■ **Given problem**
From the listing below, pull each line that includes "Total".

■ **Data listing**

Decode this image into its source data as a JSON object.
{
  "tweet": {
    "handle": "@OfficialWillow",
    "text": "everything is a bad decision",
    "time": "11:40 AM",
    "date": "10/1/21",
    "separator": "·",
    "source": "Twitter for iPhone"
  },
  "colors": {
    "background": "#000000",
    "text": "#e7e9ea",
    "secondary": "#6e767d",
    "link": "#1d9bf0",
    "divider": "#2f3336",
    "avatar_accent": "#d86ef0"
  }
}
==
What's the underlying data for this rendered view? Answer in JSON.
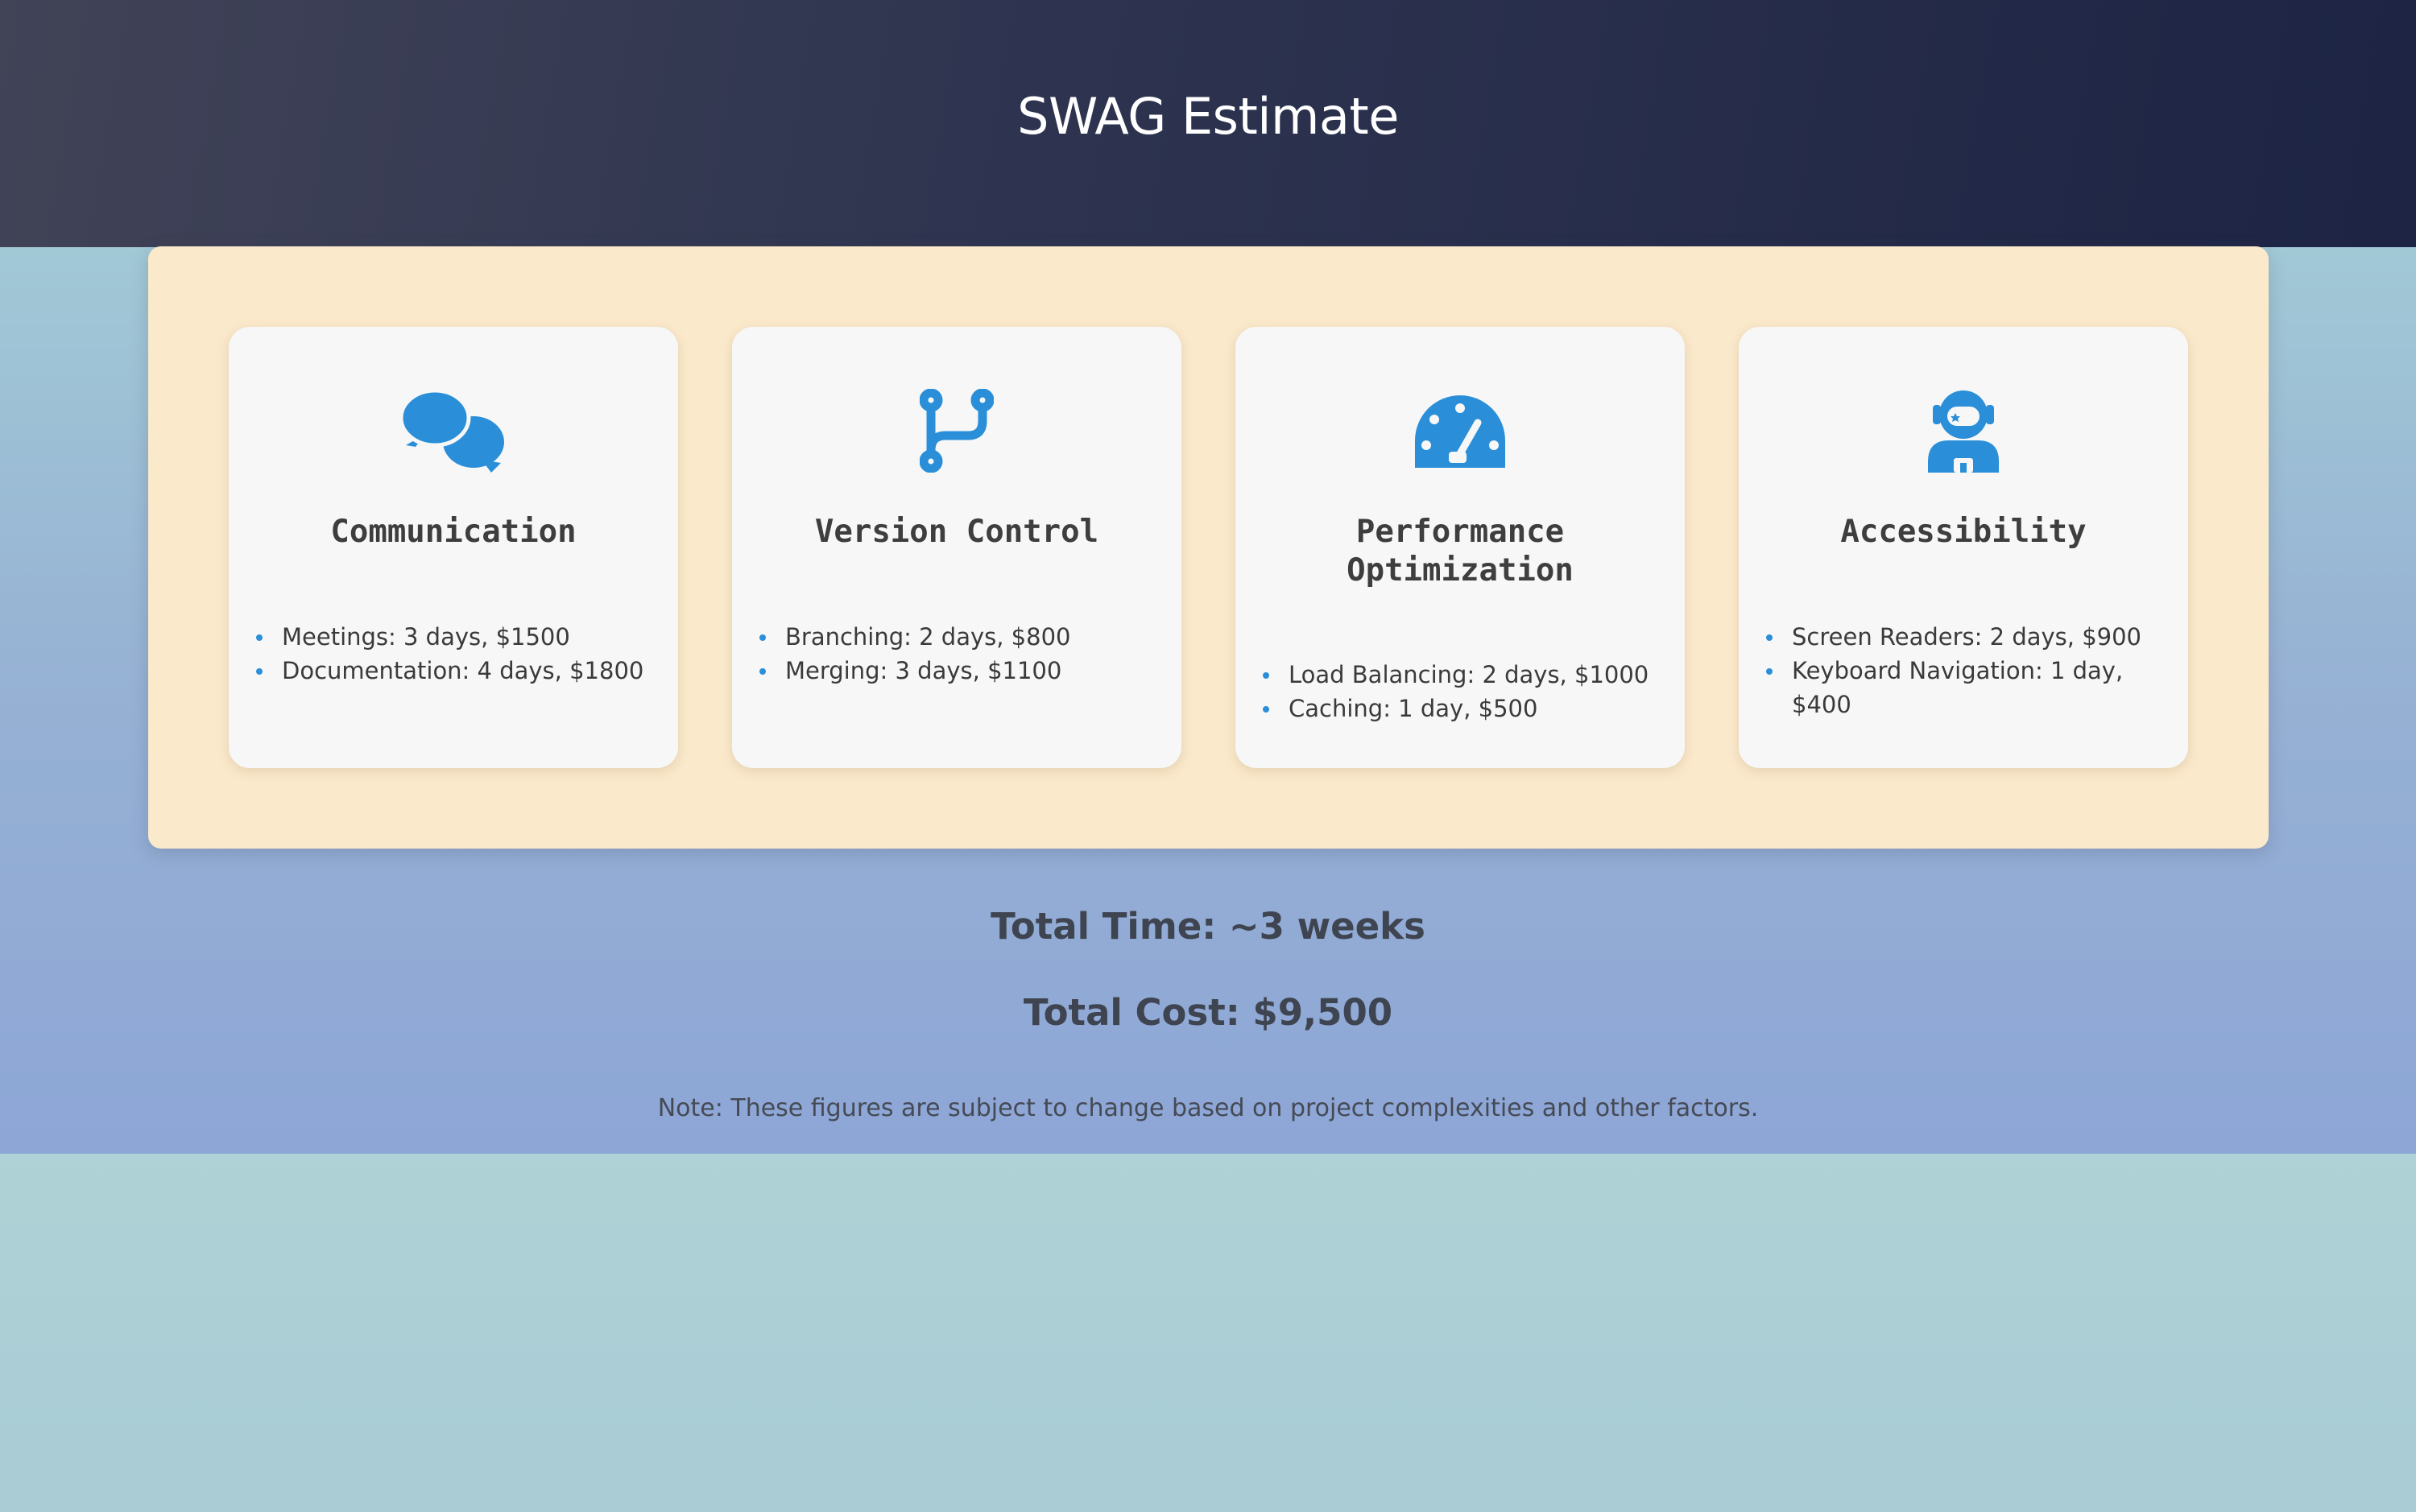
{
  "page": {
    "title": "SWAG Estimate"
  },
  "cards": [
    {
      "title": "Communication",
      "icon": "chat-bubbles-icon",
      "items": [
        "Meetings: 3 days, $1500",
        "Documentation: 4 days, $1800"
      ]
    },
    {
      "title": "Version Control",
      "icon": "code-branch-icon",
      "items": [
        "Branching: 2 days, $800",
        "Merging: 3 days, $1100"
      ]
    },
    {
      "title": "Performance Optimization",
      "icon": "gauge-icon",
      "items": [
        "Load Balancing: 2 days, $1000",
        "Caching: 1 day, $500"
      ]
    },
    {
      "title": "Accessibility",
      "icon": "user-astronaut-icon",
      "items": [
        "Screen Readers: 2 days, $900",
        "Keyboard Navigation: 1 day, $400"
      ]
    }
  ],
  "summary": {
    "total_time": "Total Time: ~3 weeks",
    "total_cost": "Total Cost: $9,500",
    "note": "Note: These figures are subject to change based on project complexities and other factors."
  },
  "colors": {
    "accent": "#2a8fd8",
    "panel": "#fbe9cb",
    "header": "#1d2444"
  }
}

■ **Response**
    "total_time": "Total Time: ~3 weeks",
    "total_cost": "Total Cost: $9,500",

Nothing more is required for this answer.